[Figure collection entries]
####

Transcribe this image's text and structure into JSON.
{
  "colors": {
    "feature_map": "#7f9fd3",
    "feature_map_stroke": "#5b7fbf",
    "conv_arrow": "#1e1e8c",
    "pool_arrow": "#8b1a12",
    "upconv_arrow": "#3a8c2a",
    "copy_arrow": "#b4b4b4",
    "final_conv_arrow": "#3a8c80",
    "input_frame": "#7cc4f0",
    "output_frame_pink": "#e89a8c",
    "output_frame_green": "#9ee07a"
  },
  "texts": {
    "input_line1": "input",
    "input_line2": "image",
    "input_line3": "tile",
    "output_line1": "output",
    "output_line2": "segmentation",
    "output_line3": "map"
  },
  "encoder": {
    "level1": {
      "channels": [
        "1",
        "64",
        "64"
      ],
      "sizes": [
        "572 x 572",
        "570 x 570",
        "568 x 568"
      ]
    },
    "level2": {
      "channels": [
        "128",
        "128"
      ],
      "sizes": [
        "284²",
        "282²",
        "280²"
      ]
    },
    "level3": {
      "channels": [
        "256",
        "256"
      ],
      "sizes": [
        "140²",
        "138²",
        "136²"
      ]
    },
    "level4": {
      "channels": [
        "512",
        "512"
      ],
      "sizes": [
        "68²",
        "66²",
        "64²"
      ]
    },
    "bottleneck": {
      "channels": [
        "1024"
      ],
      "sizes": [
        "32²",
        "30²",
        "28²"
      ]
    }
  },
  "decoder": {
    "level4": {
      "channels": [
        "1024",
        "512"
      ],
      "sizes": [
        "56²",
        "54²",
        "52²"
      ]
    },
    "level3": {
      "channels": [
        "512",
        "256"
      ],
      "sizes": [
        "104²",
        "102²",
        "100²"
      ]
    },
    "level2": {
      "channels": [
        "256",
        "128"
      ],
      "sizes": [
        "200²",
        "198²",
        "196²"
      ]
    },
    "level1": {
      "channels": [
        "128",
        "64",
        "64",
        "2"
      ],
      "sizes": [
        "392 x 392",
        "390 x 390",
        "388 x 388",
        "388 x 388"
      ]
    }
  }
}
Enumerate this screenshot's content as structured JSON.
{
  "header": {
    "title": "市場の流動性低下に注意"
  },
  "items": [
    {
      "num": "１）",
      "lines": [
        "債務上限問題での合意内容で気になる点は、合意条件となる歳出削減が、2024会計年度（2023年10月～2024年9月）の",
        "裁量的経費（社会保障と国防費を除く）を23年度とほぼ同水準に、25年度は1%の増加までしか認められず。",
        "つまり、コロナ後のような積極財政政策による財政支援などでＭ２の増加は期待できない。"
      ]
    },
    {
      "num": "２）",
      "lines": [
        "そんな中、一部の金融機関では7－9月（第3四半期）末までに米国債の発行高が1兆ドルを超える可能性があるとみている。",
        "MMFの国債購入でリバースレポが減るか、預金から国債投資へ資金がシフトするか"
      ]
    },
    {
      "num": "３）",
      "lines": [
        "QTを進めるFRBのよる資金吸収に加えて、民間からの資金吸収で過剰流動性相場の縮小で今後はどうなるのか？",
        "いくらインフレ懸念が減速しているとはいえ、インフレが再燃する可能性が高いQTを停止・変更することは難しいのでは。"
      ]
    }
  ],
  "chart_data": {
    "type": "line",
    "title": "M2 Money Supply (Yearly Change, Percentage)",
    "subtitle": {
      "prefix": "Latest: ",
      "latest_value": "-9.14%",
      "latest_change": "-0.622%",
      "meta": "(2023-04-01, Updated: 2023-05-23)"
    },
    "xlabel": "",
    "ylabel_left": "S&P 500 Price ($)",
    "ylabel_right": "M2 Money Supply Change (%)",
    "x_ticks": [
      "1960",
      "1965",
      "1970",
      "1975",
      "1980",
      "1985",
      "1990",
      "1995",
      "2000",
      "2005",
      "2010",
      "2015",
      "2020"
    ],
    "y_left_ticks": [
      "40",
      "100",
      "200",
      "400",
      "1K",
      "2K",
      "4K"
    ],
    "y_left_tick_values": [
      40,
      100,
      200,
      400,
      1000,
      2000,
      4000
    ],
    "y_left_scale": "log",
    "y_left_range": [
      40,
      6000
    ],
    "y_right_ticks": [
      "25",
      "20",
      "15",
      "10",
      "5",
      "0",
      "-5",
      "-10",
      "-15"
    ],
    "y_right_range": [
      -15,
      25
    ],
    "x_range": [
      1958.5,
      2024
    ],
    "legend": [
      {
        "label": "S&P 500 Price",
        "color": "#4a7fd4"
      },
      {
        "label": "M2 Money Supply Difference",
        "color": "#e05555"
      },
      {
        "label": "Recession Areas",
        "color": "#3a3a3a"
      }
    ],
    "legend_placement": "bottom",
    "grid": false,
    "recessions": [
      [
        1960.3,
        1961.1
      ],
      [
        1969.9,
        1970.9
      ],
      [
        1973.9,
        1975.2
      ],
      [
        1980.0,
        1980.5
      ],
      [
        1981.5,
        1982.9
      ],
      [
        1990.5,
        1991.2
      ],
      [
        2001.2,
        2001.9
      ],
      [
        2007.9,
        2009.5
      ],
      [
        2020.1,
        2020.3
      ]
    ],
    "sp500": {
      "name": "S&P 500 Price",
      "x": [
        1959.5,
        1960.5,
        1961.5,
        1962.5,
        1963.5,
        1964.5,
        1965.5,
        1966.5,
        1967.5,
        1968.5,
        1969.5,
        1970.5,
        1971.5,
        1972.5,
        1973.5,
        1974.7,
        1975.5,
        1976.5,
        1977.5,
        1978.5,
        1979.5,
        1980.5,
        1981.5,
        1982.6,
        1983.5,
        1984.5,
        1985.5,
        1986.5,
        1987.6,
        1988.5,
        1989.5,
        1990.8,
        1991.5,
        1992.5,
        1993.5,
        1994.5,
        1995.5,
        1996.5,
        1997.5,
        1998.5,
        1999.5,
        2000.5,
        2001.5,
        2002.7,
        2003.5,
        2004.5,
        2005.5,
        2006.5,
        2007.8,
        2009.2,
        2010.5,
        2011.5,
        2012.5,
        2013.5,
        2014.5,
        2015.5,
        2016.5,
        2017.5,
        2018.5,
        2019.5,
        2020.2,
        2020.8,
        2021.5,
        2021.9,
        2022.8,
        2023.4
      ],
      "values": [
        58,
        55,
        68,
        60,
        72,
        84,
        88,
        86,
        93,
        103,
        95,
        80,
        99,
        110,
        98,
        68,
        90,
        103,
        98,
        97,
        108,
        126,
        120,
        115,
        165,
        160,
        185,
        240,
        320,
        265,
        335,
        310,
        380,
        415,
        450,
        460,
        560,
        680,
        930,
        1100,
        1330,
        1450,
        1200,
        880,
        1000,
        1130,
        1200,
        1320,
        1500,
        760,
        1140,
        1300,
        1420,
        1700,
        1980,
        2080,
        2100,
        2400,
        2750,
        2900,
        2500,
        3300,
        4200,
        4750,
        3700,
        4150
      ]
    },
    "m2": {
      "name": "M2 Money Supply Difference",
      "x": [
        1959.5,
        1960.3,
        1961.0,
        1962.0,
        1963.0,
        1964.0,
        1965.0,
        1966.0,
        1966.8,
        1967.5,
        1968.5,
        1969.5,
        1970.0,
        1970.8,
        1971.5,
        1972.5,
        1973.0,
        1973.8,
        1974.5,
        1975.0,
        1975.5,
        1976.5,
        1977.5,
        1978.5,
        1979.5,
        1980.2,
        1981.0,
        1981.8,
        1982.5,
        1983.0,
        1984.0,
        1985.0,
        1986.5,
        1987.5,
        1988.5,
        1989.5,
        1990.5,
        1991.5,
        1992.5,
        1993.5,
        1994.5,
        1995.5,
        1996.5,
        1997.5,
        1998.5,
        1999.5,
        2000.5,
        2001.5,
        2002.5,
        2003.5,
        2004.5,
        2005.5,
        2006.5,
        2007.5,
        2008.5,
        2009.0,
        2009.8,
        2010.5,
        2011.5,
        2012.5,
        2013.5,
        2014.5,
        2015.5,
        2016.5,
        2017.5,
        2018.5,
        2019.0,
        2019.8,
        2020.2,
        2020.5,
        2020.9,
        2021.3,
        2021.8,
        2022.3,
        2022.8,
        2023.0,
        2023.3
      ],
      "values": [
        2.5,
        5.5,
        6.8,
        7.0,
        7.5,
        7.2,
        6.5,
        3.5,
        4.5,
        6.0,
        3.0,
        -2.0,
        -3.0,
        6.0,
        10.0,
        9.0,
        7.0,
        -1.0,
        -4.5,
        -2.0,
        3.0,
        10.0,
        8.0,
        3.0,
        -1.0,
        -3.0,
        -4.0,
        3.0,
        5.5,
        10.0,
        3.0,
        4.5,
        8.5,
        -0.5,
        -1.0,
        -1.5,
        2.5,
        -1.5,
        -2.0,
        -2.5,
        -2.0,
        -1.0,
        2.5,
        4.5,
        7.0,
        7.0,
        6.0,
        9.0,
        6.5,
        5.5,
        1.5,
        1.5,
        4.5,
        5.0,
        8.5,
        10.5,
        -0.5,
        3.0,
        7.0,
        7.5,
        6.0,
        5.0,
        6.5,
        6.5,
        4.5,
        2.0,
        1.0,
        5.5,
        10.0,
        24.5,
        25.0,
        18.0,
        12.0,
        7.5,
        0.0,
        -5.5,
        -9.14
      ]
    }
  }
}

####

Determine the number of lines in the listing that hold the word "Money", and supply that number and nothing further.

4